* [WHAT THIS TASK INVOLVES]: Write the entries out again exactly as they stand, but without the pictures.
# # # #
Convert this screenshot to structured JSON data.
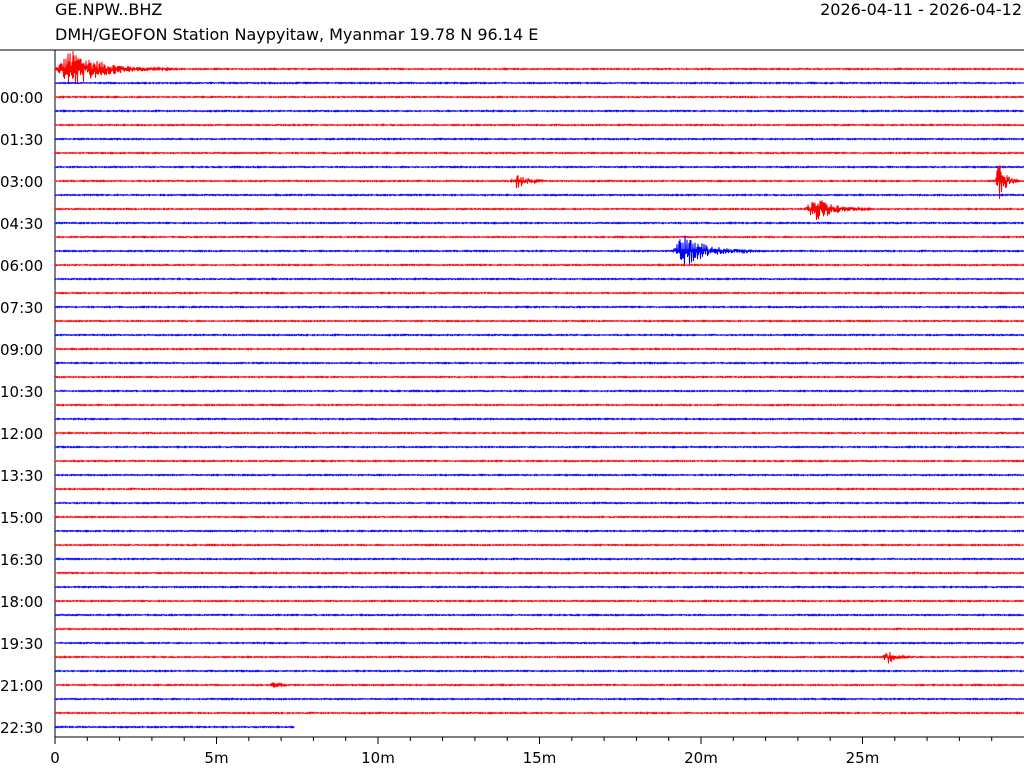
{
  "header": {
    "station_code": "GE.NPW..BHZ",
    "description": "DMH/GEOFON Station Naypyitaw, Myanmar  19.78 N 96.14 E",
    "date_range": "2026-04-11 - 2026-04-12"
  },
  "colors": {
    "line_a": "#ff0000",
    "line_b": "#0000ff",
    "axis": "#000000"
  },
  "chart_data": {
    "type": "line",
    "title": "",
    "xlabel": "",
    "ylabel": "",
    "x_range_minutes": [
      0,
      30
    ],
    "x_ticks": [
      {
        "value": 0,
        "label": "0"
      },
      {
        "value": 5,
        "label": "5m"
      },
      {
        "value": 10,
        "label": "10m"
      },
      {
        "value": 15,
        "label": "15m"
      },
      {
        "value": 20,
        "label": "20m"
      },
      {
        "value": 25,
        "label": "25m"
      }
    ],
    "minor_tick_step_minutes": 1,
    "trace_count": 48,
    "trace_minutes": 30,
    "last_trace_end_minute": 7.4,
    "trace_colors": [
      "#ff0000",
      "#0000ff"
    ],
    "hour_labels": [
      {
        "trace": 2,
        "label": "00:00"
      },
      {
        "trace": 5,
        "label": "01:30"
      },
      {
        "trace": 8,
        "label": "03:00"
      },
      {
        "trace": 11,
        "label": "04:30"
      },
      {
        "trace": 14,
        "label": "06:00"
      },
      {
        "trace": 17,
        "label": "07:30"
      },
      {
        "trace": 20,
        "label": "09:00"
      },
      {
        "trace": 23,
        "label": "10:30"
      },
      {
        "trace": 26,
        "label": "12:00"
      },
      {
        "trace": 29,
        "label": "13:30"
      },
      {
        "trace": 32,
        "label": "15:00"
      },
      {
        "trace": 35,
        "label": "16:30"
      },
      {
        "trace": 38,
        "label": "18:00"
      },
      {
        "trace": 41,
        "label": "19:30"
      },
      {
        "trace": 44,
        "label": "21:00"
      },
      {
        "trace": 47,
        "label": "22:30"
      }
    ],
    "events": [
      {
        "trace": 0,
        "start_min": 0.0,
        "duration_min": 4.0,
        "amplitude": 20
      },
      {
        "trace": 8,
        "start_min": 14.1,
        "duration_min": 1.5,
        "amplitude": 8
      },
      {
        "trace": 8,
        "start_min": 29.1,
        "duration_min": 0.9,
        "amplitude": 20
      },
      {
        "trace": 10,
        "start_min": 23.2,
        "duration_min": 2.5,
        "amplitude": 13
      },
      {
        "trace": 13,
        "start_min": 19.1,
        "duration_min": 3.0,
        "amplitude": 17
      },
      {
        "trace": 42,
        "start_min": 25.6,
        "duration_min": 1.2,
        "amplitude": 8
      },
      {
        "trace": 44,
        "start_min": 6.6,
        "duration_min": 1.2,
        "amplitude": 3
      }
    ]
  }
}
# # # #
* [FINAL RESULT]:
Convert this screenshot to structured JSON data.
{
  "header": {
    "station_code": "GE.NPW..BHZ",
    "description": "DMH/GEOFON Station Naypyitaw, Myanmar  19.78 N 96.14 E",
    "date_range": "2026-04-11 - 2026-04-12"
  },
  "colors": {
    "line_a": "#ff0000",
    "line_b": "#0000ff",
    "axis": "#000000"
  },
  "chart_data": {
    "type": "line",
    "title": "",
    "xlabel": "",
    "ylabel": "",
    "x_range_minutes": [
      0,
      30
    ],
    "x_ticks": [
      {
        "value": 0,
        "label": "0"
      },
      {
        "value": 5,
        "label": "5m"
      },
      {
        "value": 10,
        "label": "10m"
      },
      {
        "value": 15,
        "label": "15m"
      },
      {
        "value": 20,
        "label": "20m"
      },
      {
        "value": 25,
        "label": "25m"
      }
    ],
    "minor_tick_step_minutes": 1,
    "trace_count": 48,
    "trace_minutes": 30,
    "last_trace_end_minute": 7.4,
    "trace_colors": [
      "#ff0000",
      "#0000ff"
    ],
    "hour_labels": [
      {
        "trace": 2,
        "label": "00:00"
      },
      {
        "trace": 5,
        "label": "01:30"
      },
      {
        "trace": 8,
        "label": "03:00"
      },
      {
        "trace": 11,
        "label": "04:30"
      },
      {
        "trace": 14,
        "label": "06:00"
      },
      {
        "trace": 17,
        "label": "07:30"
      },
      {
        "trace": 20,
        "label": "09:00"
      },
      {
        "trace": 23,
        "label": "10:30"
      },
      {
        "trace": 26,
        "label": "12:00"
      },
      {
        "trace": 29,
        "label": "13:30"
      },
      {
        "trace": 32,
        "label": "15:00"
      },
      {
        "trace": 35,
        "label": "16:30"
      },
      {
        "trace": 38,
        "label": "18:00"
      },
      {
        "trace": 41,
        "label": "19:30"
      },
      {
        "trace": 44,
        "label": "21:00"
      },
      {
        "trace": 47,
        "label": "22:30"
      }
    ],
    "events": [
      {
        "trace": 0,
        "start_min": 0.0,
        "duration_min": 4.0,
        "amplitude": 20
      },
      {
        "trace": 8,
        "start_min": 14.1,
        "duration_min": 1.5,
        "amplitude": 8
      },
      {
        "trace": 8,
        "start_min": 29.1,
        "duration_min": 0.9,
        "amplitude": 20
      },
      {
        "trace": 10,
        "start_min": 23.2,
        "duration_min": 2.5,
        "amplitude": 13
      },
      {
        "trace": 13,
        "start_min": 19.1,
        "duration_min": 3.0,
        "amplitude": 17
      },
      {
        "trace": 42,
        "start_min": 25.6,
        "duration_min": 1.2,
        "amplitude": 8
      },
      {
        "trace": 44,
        "start_min": 6.6,
        "duration_min": 1.2,
        "amplitude": 3
      }
    ]
  }
}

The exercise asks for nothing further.